Written task:
The entries below should be quoted exactly, with no pictures carried over.

Supplied entries:
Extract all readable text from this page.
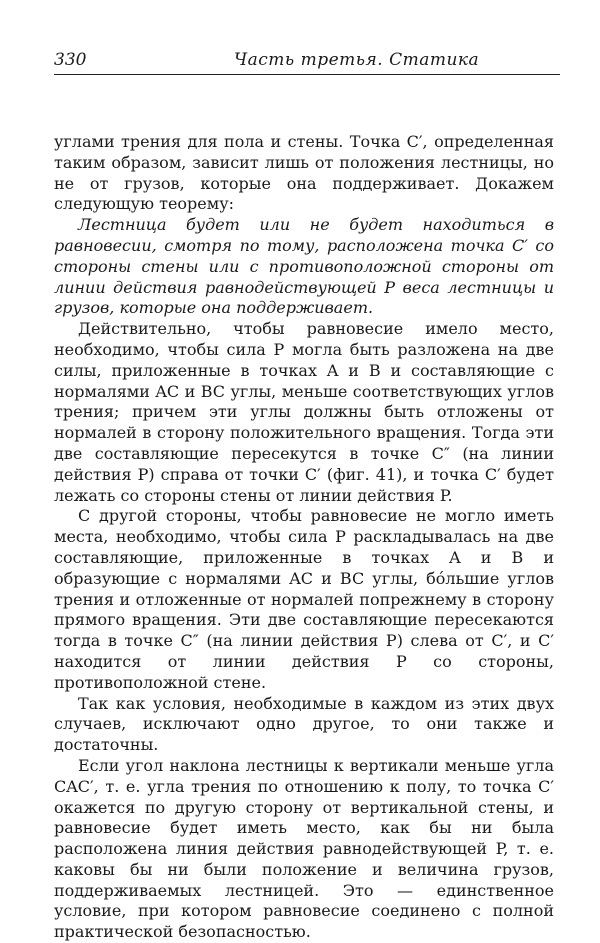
330	Часть третья. Статика

углами трения для пола и стены. Точка C′, определенная таким образом, зависит лишь от положения лестницы, но не от грузов, которые она поддерживает. Докажем следующую теорему:

Лестница будет или не будет находиться в равновесии, смотря по тому, расположена точка C′ со стороны стены или с противоположной стороны от линии действия равнодействующей P веса лестницы и грузов, которые она поддерживает.

Действительно, чтобы равновесие имело место, необходимо, чтобы сила P могла быть разложена на две силы, приложенные в точках A и B и составляющие с нормалями AC и BC углы, меньше соответствующих углов трения; причем эти углы должны быть отложены от нормалей в сторону положительного вращения. Тогда эти две составляющие пересекутся в точке C″ (на линии действия P) справа от точки C′ (фиг. 41), и точка C′ будет лежать со стороны стены от линии действия P.

С другой стороны, чтобы равновесие не могло иметь места, необходимо, чтобы сила P раскладывалась на две составляющие, приложенные в точках A и B и образующие с нормалями AC и BC углы, бо́льшие углов трения и отложенные от нормалей попрежнему в сторону прямого вращения. Эти две составляющие пересекаются тогда в точке C″ (на линии действия P) слева от C′, и C′ находится от линии действия P со стороны, противоположной стене.

Так как условия, необходимые в каждом из этих двух случаев, исключают одно другое, то они также и достаточны.

Если угол наклона лестницы к вертикали меньше угла CAC′, т. е. угла трения по отношению к полу, то точка C′ окажется по другую сторону от вертикальной стены, и равновесие будет иметь место, как бы ни была расположена линия действия равнодействующей P, т. е. каковы бы ни были положение и величина грузов, поддерживаемых лестницей. Это — единственное условие, при котором равновесие соединено с полной практической безопасностью.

Answer to this problem:
Extract all readable text from this page.
330	Часть третья. Статика

углами трения для пола и стены. Точка C′, определенная таким образом, зависит лишь от положения лестницы, но не от грузов, которые она поддерживает. Докажем следующую теорему:

Лестница будет или не будет находиться в равновесии, смотря по тому, расположена точка C′ со стороны стены или с противоположной стороны от линии действия равнодействующей P веса лестницы и грузов, которые она поддерживает.

Действительно, чтобы равновесие имело место, необходимо, чтобы сила P могла быть разложена на две силы, приложенные в точках A и B и составляющие с нормалями AC и BC углы, меньше соответствующих углов трения; причем эти углы должны быть отложены от нормалей в сторону положительного вращения. Тогда эти две составляющие пересекутся в точке C″ (на линии действия P) справа от точки C′ (фиг. 41), и точка C′ будет лежать со стороны стены от линии действия P.

С другой стороны, чтобы равновесие не могло иметь места, необходимо, чтобы сила P раскладывалась на две составляющие, приложенные в точках A и B и образующие с нормалями AC и BC углы, бо́льшие углов трения и отложенные от нормалей попрежнему в сторону прямого вращения. Эти две составляющие пересекаются тогда в точке C″ (на линии действия P) слева от C′, и C′ находится от линии действия P со стороны, противоположной стене.

Так как условия, необходимые в каждом из этих двух случаев, исключают одно другое, то они также и достаточны.

Если угол наклона лестницы к вертикали меньше угла CAC′, т. е. угла трения по отношению к полу, то точка C′ окажется по другую сторону от вертикальной стены, и равновесие будет иметь место, как бы ни была расположена линия действия равнодействующей P, т. е. каковы бы ни были положение и величина грузов, поддерживаемых лестницей. Это — единственное условие, при котором равновесие соединено с полной практической безопасностью.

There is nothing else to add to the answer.